## GIVEN REQUEST
Return every line from the very start of the records through the line with "data-point[interactable] (828, 977, 847, 996)", both ends included, copied word for word.
start
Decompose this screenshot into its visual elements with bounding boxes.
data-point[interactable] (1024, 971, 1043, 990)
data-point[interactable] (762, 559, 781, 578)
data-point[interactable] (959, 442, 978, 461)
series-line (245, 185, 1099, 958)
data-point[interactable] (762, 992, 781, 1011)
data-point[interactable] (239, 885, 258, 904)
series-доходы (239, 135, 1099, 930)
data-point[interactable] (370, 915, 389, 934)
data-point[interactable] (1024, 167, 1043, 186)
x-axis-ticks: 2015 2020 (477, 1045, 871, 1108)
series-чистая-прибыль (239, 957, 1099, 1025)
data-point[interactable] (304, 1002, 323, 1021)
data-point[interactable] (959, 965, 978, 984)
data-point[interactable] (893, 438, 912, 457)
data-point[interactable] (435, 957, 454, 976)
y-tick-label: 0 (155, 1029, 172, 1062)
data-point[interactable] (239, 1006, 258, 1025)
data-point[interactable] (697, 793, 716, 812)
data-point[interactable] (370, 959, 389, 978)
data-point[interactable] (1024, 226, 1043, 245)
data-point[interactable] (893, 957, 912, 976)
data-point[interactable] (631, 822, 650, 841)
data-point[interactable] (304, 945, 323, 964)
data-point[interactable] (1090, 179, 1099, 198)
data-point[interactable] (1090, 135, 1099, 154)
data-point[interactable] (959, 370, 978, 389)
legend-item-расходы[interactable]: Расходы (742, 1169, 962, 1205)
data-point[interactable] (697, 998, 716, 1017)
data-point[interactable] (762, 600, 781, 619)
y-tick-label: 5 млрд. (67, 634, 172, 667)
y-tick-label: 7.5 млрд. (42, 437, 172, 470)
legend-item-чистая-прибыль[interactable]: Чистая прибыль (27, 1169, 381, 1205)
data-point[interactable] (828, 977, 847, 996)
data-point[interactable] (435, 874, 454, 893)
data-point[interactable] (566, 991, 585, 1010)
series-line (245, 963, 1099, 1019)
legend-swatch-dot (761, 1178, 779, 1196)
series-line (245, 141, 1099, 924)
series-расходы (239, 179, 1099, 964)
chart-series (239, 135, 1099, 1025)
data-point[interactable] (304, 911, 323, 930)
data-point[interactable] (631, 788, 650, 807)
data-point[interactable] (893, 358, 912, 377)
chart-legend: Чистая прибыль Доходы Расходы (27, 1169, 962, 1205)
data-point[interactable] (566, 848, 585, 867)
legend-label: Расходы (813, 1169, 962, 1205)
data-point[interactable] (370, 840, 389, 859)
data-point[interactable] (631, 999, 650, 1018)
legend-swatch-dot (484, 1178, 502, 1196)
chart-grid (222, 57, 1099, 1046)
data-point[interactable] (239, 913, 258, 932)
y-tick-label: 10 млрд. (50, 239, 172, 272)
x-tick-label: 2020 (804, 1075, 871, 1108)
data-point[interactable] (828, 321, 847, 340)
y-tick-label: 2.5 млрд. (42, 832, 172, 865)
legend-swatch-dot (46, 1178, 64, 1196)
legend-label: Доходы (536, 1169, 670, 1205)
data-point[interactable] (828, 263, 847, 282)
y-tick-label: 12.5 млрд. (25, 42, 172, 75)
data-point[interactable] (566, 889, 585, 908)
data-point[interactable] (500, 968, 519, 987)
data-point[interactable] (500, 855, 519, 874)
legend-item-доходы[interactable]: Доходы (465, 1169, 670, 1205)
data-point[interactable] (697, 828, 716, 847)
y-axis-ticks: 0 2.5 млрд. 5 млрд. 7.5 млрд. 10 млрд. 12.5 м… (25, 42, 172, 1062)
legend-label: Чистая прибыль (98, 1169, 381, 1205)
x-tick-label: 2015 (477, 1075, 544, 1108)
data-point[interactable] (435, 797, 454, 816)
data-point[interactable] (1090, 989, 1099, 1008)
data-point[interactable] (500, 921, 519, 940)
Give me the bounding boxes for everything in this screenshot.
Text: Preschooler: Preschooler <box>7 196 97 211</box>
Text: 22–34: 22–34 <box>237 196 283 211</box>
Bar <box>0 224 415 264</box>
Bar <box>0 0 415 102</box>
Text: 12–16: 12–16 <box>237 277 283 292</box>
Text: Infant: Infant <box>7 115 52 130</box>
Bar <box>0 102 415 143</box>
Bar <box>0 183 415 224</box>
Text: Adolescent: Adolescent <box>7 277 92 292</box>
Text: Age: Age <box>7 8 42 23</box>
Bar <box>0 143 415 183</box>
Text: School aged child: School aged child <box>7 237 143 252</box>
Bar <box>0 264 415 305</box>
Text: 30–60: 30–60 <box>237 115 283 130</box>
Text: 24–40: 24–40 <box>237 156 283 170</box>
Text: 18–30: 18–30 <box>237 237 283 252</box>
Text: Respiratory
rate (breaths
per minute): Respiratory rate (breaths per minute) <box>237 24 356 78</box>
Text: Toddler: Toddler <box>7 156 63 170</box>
end
## OUTPUT FOR THIS EXERCISE
Decompose this screenshot into its visual elements with bounding boxes.
data-point[interactable] (1024, 971, 1043, 990)
data-point[interactable] (762, 559, 781, 578)
data-point[interactable] (959, 442, 978, 461)
series-line (245, 185, 1099, 958)
data-point[interactable] (762, 992, 781, 1011)
data-point[interactable] (239, 885, 258, 904)
series-доходы (239, 135, 1099, 930)
data-point[interactable] (370, 915, 389, 934)
data-point[interactable] (1024, 167, 1043, 186)
x-axis-ticks: 2015 2020 (477, 1045, 871, 1108)
series-чистая-прибыль (239, 957, 1099, 1025)
data-point[interactable] (304, 1002, 323, 1021)
data-point[interactable] (959, 965, 978, 984)
data-point[interactable] (893, 438, 912, 457)
data-point[interactable] (435, 957, 454, 976)
y-tick-label: 0 (155, 1029, 172, 1062)
data-point[interactable] (239, 1006, 258, 1025)
data-point[interactable] (697, 793, 716, 812)
data-point[interactable] (370, 959, 389, 978)
data-point[interactable] (1024, 226, 1043, 245)
data-point[interactable] (893, 957, 912, 976)
data-point[interactable] (631, 822, 650, 841)
data-point[interactable] (304, 945, 323, 964)
data-point[interactable] (1090, 179, 1099, 198)
data-point[interactable] (1090, 135, 1099, 154)
data-point[interactable] (959, 370, 978, 389)
legend-item-расходы[interactable]: Расходы (742, 1169, 962, 1205)
data-point[interactable] (697, 998, 716, 1017)
data-point[interactable] (762, 600, 781, 619)
y-tick-label: 5 млрд. (67, 634, 172, 667)
y-tick-label: 7.5 млрд. (42, 437, 172, 470)
legend-item-чистая-прибыль[interactable]: Чистая прибыль (27, 1169, 381, 1205)
data-point[interactable] (828, 977, 847, 996)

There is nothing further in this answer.